## Do this
Set down exactly the lines that run from the line with "Parse this screenshot: output" to the end of the data, and nothing else.

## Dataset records
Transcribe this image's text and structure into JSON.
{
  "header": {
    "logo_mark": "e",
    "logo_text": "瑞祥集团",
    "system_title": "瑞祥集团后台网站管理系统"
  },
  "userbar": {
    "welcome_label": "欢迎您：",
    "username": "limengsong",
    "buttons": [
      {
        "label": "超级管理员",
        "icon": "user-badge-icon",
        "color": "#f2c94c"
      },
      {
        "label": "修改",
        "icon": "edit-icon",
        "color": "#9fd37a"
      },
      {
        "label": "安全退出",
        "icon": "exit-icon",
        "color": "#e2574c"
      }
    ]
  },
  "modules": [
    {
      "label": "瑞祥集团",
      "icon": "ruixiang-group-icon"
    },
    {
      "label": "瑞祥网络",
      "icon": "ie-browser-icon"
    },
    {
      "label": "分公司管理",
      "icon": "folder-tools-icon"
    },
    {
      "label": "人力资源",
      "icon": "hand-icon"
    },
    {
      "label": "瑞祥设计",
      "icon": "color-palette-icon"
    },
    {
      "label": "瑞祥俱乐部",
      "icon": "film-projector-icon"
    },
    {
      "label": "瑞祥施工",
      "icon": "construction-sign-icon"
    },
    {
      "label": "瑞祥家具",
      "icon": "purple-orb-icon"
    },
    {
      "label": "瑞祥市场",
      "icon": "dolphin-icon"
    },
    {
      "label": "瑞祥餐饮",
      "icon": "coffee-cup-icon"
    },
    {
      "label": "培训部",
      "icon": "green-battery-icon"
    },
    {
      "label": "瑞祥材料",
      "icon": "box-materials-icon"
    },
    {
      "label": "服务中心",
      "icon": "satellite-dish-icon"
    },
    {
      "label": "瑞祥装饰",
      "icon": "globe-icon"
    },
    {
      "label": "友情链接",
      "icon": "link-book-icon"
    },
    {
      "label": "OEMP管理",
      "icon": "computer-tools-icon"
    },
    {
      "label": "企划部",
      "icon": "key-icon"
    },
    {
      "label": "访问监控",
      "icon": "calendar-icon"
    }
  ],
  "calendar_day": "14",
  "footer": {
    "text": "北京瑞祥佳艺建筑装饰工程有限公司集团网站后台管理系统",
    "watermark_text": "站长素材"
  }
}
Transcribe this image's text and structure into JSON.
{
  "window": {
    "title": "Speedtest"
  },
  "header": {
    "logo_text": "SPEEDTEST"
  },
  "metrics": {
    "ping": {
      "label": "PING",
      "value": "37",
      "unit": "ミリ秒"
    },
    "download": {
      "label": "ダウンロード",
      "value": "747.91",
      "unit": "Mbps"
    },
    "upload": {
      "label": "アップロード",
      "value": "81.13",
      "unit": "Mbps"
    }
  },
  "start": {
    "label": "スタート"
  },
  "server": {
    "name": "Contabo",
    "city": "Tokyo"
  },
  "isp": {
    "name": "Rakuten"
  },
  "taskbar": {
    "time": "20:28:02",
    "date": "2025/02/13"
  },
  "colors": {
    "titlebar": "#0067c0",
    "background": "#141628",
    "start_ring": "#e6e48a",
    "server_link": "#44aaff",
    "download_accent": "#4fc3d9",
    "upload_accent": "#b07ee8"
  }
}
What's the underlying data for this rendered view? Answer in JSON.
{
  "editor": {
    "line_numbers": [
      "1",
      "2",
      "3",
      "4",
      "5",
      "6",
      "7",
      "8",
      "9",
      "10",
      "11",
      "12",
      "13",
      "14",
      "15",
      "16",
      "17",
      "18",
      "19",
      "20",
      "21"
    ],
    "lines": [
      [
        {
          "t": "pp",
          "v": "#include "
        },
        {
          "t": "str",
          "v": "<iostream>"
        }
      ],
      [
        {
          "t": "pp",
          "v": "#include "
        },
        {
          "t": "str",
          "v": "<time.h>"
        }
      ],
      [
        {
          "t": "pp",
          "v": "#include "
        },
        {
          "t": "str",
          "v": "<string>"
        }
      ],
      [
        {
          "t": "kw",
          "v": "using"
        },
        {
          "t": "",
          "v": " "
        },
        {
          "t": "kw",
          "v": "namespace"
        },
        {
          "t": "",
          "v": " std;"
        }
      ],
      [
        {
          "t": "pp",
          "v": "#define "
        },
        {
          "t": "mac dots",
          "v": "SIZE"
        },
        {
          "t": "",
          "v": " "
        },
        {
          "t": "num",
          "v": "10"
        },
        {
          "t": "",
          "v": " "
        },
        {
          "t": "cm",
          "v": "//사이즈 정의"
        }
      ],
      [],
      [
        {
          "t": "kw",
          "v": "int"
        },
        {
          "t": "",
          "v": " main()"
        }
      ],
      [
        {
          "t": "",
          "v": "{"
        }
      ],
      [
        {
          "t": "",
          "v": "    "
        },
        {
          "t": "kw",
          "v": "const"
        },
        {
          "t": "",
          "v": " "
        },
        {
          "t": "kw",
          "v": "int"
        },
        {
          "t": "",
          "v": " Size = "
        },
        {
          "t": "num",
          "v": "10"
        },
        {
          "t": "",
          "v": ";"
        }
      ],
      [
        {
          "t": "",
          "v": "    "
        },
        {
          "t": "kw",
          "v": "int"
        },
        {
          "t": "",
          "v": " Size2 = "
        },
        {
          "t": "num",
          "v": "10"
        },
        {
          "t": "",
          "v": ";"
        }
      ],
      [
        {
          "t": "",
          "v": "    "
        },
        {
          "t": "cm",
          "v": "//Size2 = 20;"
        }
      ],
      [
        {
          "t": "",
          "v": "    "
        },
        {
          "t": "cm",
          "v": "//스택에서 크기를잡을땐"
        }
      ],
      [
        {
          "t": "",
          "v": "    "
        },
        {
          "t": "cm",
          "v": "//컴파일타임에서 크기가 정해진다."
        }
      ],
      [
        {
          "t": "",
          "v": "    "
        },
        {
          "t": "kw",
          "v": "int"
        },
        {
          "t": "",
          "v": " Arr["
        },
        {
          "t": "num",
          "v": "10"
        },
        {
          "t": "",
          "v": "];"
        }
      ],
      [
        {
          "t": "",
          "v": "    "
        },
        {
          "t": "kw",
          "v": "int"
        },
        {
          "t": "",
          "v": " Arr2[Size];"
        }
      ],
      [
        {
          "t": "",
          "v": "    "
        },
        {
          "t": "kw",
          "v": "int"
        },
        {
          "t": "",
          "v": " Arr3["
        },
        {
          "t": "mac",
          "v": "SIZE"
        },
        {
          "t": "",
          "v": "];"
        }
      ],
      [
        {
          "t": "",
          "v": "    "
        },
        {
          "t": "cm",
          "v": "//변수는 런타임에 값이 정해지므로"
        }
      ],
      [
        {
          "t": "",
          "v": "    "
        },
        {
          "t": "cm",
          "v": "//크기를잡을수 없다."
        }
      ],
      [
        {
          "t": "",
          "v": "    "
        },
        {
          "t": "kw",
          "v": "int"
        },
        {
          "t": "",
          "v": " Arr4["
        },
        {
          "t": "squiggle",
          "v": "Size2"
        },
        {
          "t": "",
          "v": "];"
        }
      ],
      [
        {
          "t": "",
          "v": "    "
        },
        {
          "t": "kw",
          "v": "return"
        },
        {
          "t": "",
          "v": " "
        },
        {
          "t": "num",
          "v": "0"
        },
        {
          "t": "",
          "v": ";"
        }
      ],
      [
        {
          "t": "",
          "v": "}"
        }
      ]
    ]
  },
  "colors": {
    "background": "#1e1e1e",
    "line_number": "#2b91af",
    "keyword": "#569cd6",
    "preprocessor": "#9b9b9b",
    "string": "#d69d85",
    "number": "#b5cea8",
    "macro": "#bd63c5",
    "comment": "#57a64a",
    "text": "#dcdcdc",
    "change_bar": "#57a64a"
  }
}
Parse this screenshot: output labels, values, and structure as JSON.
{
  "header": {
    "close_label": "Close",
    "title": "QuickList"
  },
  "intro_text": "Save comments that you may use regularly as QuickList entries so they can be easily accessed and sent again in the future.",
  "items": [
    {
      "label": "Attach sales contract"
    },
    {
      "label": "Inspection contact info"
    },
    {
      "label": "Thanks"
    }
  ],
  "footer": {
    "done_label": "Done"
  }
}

## Output for this task
Parse this screenshot: output labels, values, and structure as JSON.
{
  "header": {
    "close_label": "Close",
    "title": "QuickList"
  },
  "intro_text": "Save comments that you may use regularly as QuickList entries so they can be easily accessed and sent again in the future.",
  "items": [
    {
      "label": "Attach sales contract"
    },
    {
      "label": "Inspection contact info"
    },
    {
      "label": "Thanks"
    }
  ],
  "footer": {
    "done_label": "Done"
  }
}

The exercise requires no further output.